TASK TO COMPLETE: Copy all of the records below verbatim.

MATERIALS PROVIDED:
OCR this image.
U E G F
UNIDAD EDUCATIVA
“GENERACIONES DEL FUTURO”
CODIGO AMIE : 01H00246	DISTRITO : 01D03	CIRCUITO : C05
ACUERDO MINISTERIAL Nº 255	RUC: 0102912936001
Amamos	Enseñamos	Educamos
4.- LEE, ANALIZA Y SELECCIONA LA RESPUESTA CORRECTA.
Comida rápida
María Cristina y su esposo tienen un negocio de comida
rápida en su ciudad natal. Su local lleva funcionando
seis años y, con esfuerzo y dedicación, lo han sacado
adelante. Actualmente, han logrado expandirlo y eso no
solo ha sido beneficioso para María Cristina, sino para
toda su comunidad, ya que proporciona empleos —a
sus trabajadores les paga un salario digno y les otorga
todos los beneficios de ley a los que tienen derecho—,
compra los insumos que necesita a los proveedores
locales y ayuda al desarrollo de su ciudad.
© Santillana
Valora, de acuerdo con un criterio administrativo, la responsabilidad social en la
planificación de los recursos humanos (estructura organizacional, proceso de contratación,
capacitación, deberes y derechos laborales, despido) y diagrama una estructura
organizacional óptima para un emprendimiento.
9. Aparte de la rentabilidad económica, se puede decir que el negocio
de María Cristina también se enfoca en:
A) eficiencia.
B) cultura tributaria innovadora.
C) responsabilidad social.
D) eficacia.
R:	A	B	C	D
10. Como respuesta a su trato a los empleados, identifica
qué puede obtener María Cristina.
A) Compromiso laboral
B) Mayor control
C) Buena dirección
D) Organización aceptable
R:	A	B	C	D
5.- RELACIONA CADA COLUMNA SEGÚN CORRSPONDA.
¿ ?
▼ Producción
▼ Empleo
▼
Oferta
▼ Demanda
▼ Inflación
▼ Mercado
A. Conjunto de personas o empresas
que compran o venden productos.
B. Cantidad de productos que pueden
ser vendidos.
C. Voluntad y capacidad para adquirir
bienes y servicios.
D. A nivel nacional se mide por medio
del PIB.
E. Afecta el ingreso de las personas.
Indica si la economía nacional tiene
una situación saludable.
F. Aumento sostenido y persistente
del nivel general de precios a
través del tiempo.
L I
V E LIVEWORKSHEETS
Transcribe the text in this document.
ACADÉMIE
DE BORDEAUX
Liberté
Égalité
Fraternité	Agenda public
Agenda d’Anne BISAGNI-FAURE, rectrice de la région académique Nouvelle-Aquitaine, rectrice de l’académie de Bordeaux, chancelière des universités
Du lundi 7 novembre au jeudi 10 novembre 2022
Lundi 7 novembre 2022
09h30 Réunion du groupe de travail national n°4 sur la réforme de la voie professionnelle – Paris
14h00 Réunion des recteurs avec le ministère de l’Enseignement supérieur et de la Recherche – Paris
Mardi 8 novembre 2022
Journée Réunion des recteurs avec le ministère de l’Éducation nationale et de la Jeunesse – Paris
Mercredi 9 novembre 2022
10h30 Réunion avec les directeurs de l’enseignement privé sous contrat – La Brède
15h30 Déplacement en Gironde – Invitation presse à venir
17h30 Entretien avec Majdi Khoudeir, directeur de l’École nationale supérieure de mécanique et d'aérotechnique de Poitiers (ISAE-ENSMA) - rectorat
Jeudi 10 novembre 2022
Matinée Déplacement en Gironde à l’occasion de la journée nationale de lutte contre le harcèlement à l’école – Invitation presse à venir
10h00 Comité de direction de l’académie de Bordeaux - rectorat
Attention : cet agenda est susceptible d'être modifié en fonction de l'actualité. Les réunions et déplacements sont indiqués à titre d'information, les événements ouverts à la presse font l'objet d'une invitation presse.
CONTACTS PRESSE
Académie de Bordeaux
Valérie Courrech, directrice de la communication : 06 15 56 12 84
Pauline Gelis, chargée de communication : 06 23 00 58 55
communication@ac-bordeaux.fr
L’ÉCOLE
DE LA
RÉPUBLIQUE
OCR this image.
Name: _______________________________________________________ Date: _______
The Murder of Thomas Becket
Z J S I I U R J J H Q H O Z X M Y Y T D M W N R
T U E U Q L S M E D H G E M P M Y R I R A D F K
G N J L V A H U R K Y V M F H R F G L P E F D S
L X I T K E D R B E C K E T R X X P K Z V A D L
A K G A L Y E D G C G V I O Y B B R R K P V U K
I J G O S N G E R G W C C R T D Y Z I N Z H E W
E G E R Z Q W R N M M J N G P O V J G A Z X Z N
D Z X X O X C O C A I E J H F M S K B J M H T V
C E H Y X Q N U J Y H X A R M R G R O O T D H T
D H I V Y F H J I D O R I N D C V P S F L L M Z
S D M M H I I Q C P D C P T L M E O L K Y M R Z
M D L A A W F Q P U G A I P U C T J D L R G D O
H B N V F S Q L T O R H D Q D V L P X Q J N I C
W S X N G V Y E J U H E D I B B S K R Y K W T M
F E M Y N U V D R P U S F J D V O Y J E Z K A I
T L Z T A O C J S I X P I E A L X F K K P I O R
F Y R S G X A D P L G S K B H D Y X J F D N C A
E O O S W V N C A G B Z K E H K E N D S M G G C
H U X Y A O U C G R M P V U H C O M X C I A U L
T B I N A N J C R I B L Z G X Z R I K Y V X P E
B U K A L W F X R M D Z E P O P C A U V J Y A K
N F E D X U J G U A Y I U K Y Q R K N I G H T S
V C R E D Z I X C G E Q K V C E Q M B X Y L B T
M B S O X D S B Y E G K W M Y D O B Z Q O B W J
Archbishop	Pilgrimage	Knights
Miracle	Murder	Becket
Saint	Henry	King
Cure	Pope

EXPECTED OUTPUT:
OCR this image.
U E G F
UNIDAD EDUCATIVA
“GENERACIONES DEL FUTURO”
CODIGO AMIE : 01H00246	DISTRITO : 01D03	CIRCUITO : C05
ACUERDO MINISTERIAL Nº 255	RUC: 0102912936001
Amamos	Enseñamos	Educamos
4.- LEE, ANALIZA Y SELECCIONA LA RESPUESTA CORRECTA.
Comida rápida
María Cristina y su esposo tienen un negocio de comida
rápida en su ciudad natal. Su local lleva funcionando
seis años y, con esfuerzo y dedicación, lo han sacado
adelante. Actualmente, han logrado expandirlo y eso no
solo ha sido beneficioso para María Cristina, sino para
toda su comunidad, ya que proporciona empleos —a
sus trabajadores les paga un salario digno y les otorga
todos los beneficios de ley a los que tienen derecho—,
compra los insumos que necesita a los proveedores
locales y ayuda al desarrollo de su ciudad.
© Santillana
Valora, de acuerdo con un criterio administrativo, la responsabilidad social en la
planificación de los recursos humanos (estructura organizacional, proceso de contratación,
capacitación, deberes y derechos laborales, despido) y diagrama una estructura
organizacional óptima para un emprendimiento.
9. Aparte de la rentabilidad económica, se puede decir que el negocio
de María Cristina también se enfoca en:
A) eficiencia.
B) cultura tributaria innovadora.
C) responsabilidad social.
D) eficacia.
R:	A	B	C	D
10. Como respuesta a su trato a los empleados, identifica
qué puede obtener María Cristina.
A) Compromiso laboral
B) Mayor control
C) Buena dirección
D) Organización aceptable
R:	A	B	C	D
5.- RELACIONA CADA COLUMNA SEGÚN CORRSPONDA.
¿ ?
▼ Producción
▼ Empleo
▼
Oferta
▼ Demanda
▼ Inflación
▼ Mercado
A. Conjunto de personas o empresas
que compran o venden productos.
B. Cantidad de productos que pueden
ser vendidos.
C. Voluntad y capacidad para adquirir
bienes y servicios.
D. A nivel nacional se mide por medio
del PIB.
E. Afecta el ingreso de las personas.
Indica si la economía nacional tiene
una situación saludable.
F. Aumento sostenido y persistente
del nivel general de precios a
través del tiempo.
L I
V E LIVEWORKSHEETS
Transcribe the text in this document.
ACADÉMIE
DE BORDEAUX
Liberté
Égalité
Fraternité	Agenda public
Agenda d’Anne BISAGNI-FAURE, rectrice de la région académique Nouvelle-Aquitaine, rectrice de l’académie de Bordeaux, chancelière des universités
Du lundi 7 novembre au jeudi 10 novembre 2022
Lundi 7 novembre 2022
09h30 Réunion du groupe de travail national n°4 sur la réforme de la voie professionnelle – Paris
14h00 Réunion des recteurs avec le ministère de l’Enseignement supérieur et de la Recherche – Paris
Mardi 8 novembre 2022
Journée Réunion des recteurs avec le ministère de l’Éducation nationale et de la Jeunesse – Paris
Mercredi 9 novembre 2022
10h30 Réunion avec les directeurs de l’enseignement privé sous contrat – La Brède
15h30 Déplacement en Gironde – Invitation presse à venir
17h30 Entretien avec Majdi Khoudeir, directeur de l’École nationale supérieure de mécanique et d'aérotechnique de Poitiers (ISAE-ENSMA) - rectorat
Jeudi 10 novembre 2022
Matinée Déplacement en Gironde à l’occasion de la journée nationale de lutte contre le harcèlement à l’école – Invitation presse à venir
10h00 Comité de direction de l’académie de Bordeaux - rectorat
Attention : cet agenda est susceptible d'être modifié en fonction de l'actualité. Les réunions et déplacements sont indiqués à titre d'information, les événements ouverts à la presse font l'objet d'une invitation presse.
CONTACTS PRESSE
Académie de Bordeaux
Valérie Courrech, directrice de la communication : 06 15 56 12 84
Pauline Gelis, chargée de communication : 06 23 00 58 55
communication@ac-bordeaux.fr
L’ÉCOLE
DE LA
RÉPUBLIQUE
OCR this image.
Name: _______________________________________________________ Date: _______
The Murder of Thomas Becket
Z J S I I U R J J H Q H O Z X M Y Y T D M W N R
T U E U Q L S M E D H G E M P M Y R I R A D F K
G N J L V A H U R K Y V M F H R F G L P E F D S
L X I T K E D R B E C K E T R X X P K Z V A D L
A K G A L Y E D G C G V I O Y B B R R K P V U K
I J G O S N G E R G W C C R T D Y Z I N Z H E W
E G E R Z Q W R N M M J N G P O V J G A Z X Z N
D Z X X O X C O C A I E J H F M S K B J M H T V
C E H Y X Q N U J Y H X A R M R G R O O T D H T
D H I V Y F H J I D O R I N D C V P S F L L M Z
S D M M H I I Q C P D C P T L M E O L K Y M R Z
M D L A A W F Q P U G A I P U C T J D L R G D O
H B N V F S Q L T O R H D Q D V L P X Q J N I C
W S X N G V Y E J U H E D I B B S K R Y K W T M
F E M Y N U V D R P U S F J D V O Y J E Z K A I
T L Z T A O C J S I X P I E A L X F K K P I O R
F Y R S G X A D P L G S K B H D Y X J F D N C A
E O O S W V N C A G B Z K E H K E N D S M G G C
H U X Y A O U C G R M P V U H C O M X C I A U L
T B I N A N J C R I B L Z G X Z R I K Y V X P E
B U K A L W F X R M D Z E P O P C A U V J Y A K
N F E D X U J G U A Y I U K Y Q R K N I G H T S
V C R E D Z I X C G E Q K V C E Q M B X Y L B T
M B S O X D S B Y E G K W M Y D O B Z Q O B W J
Archbishop	Pilgrimage	Knights
Miracle	Murder	Becket
Saint	Henry	King
Cure	Pope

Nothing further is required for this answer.